Can you reproduce the material below word for word, every line included, without changing anything?

# # # # #

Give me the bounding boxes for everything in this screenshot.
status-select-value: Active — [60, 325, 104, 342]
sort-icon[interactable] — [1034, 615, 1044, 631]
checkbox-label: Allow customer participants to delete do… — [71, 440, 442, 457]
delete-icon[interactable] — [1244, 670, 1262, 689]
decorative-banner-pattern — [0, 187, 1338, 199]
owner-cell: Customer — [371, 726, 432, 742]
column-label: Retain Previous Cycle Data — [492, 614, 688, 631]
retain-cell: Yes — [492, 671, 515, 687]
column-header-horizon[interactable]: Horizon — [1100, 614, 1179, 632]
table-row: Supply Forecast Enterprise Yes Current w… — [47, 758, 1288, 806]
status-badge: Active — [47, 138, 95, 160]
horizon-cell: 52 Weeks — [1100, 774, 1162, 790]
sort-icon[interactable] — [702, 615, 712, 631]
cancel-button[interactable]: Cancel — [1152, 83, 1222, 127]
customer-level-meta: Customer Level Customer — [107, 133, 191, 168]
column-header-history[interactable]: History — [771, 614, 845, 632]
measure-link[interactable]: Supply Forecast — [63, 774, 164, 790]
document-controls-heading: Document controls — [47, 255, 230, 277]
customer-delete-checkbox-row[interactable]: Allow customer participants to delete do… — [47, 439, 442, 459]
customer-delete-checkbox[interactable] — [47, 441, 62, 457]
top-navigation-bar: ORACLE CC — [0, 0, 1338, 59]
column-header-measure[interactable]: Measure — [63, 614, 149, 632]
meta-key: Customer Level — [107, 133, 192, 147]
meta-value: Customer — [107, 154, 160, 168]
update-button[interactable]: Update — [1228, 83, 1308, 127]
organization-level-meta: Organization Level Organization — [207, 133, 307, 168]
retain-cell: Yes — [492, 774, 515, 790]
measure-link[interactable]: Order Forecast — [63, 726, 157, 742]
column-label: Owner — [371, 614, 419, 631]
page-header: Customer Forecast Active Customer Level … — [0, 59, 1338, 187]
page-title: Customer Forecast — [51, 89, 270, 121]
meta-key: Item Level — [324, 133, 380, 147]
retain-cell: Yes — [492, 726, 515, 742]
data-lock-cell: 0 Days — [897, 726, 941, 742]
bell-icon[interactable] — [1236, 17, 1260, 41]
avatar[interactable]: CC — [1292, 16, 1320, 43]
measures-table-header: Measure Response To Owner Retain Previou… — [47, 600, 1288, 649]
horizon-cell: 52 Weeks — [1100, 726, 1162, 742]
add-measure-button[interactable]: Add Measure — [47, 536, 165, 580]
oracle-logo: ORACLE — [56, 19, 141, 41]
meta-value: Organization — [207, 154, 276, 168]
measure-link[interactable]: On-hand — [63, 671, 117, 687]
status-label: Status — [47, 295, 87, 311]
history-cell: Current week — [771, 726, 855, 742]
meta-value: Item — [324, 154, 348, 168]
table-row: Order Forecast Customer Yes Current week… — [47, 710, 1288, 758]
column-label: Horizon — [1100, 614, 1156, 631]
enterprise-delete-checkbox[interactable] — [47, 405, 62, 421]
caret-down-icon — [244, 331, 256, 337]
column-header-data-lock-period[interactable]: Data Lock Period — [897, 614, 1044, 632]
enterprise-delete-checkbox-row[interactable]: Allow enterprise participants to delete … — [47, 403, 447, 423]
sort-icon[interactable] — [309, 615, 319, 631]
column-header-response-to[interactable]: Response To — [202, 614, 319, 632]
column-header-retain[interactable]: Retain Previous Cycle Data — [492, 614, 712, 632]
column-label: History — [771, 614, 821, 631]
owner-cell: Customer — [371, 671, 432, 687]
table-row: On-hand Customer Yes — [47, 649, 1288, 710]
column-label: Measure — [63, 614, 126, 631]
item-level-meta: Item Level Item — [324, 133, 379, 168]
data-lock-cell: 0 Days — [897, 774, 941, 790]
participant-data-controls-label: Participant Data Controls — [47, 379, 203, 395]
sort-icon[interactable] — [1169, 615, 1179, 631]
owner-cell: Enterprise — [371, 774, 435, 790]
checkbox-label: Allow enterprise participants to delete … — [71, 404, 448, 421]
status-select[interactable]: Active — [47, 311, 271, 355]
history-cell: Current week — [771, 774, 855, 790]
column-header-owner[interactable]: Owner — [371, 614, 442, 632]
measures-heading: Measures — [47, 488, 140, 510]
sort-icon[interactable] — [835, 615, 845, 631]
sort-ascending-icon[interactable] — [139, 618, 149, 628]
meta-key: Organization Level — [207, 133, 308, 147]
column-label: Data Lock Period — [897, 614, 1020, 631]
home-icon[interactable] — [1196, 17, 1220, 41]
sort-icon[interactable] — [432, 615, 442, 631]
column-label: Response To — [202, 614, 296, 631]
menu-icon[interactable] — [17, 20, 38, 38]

# # # # #

### The answer:
Give me the bounding boxes for everything in this screenshot.
status-select-value: Active — [60, 325, 104, 342]
sort-icon[interactable] — [1034, 615, 1044, 631]
checkbox-label: Allow customer participants to delete do… — [71, 440, 442, 457]
delete-icon[interactable] — [1244, 670, 1262, 689]
decorative-banner-pattern — [0, 187, 1338, 199]
owner-cell: Customer — [371, 726, 432, 742]
column-label: Retain Previous Cycle Data — [492, 614, 688, 631]
retain-cell: Yes — [492, 671, 515, 687]
column-header-horizon[interactable]: Horizon — [1100, 614, 1179, 632]
table-row: Supply Forecast Enterprise Yes Current w… — [47, 758, 1288, 806]
status-badge: Active — [47, 138, 95, 160]
horizon-cell: 52 Weeks — [1100, 774, 1162, 790]
sort-icon[interactable] — [702, 615, 712, 631]
cancel-button[interactable]: Cancel — [1152, 83, 1222, 127]
customer-level-meta: Customer Level Customer — [107, 133, 191, 168]
column-header-history[interactable]: History — [771, 614, 845, 632]
measure-link[interactable]: Supply Forecast — [63, 774, 164, 790]
document-controls-heading: Document controls — [47, 255, 230, 277]
customer-delete-checkbox-row[interactable]: Allow customer participants to delete do… — [47, 439, 442, 459]
customer-delete-checkbox[interactable] — [47, 441, 62, 457]
top-navigation-bar: ORACLE CC — [0, 0, 1338, 59]
column-header-measure[interactable]: Measure — [63, 614, 149, 632]
meta-key: Customer Level — [107, 133, 192, 147]
meta-value: Customer — [107, 154, 160, 168]
update-button[interactable]: Update — [1228, 83, 1308, 127]
organization-level-meta: Organization Level Organization — [207, 133, 307, 168]
retain-cell: Yes — [492, 774, 515, 790]
measure-link[interactable]: Order Forecast — [63, 726, 157, 742]
column-label: Owner — [371, 614, 419, 631]
page-header: Customer Forecast Active Customer Level … — [0, 59, 1338, 187]
page-title: Customer Forecast — [51, 89, 270, 121]
meta-key: Item Level — [324, 133, 380, 147]
retain-cell: Yes — [492, 726, 515, 742]
data-lock-cell: 0 Days — [897, 726, 941, 742]
bell-icon[interactable] — [1236, 17, 1260, 41]
avatar[interactable]: CC — [1292, 16, 1320, 43]
measures-table-header: Measure Response To Owner Retain Previou… — [47, 600, 1288, 649]
horizon-cell: 52 Weeks — [1100, 726, 1162, 742]
add-measure-button[interactable]: Add Measure — [47, 536, 165, 580]
oracle-logo: ORACLE — [56, 19, 141, 41]
meta-value: Organization — [207, 154, 276, 168]
measure-link[interactable]: On-hand — [63, 671, 117, 687]
status-label: Status — [47, 295, 87, 311]
history-cell: Current week — [771, 726, 855, 742]
meta-value: Item — [324, 154, 348, 168]
table-row: Order Forecast Customer Yes Current week… — [47, 710, 1288, 758]
column-label: Horizon — [1100, 614, 1156, 631]
enterprise-delete-checkbox[interactable] — [47, 405, 62, 421]
caret-down-icon — [244, 331, 256, 337]
column-header-data-lock-period[interactable]: Data Lock Period — [897, 614, 1044, 632]
enterprise-delete-checkbox-row[interactable]: Allow enterprise participants to delete … — [47, 403, 447, 423]
sort-icon[interactable] — [309, 615, 319, 631]
column-header-response-to[interactable]: Response To — [202, 614, 319, 632]
column-header-retain[interactable]: Retain Previous Cycle Data — [492, 614, 712, 632]
column-label: History — [771, 614, 821, 631]
owner-cell: Customer — [371, 671, 432, 687]
table-row: On-hand Customer Yes — [47, 649, 1288, 710]
column-label: Measure — [63, 614, 126, 631]
item-level-meta: Item Level Item — [324, 133, 379, 168]
data-lock-cell: 0 Days — [897, 774, 941, 790]
participant-data-controls-label: Participant Data Controls — [47, 379, 203, 395]
sort-icon[interactable] — [1169, 615, 1179, 631]
owner-cell: Enterprise — [371, 774, 435, 790]
checkbox-label: Allow enterprise participants to delete … — [71, 404, 448, 421]
status-select[interactable]: Active — [47, 311, 271, 355]
history-cell: Current week — [771, 774, 855, 790]
column-header-owner[interactable]: Owner — [371, 614, 442, 632]
measures-heading: Measures — [47, 488, 140, 510]
sort-icon[interactable] — [835, 615, 845, 631]
sort-ascending-icon[interactable] — [139, 618, 149, 628]
meta-key: Organization Level — [207, 133, 308, 147]
column-label: Data Lock Period — [897, 614, 1020, 631]
home-icon[interactable] — [1196, 17, 1220, 41]
sort-icon[interactable] — [432, 615, 442, 631]
column-label: Response To — [202, 614, 296, 631]
menu-icon[interactable] — [17, 20, 38, 38]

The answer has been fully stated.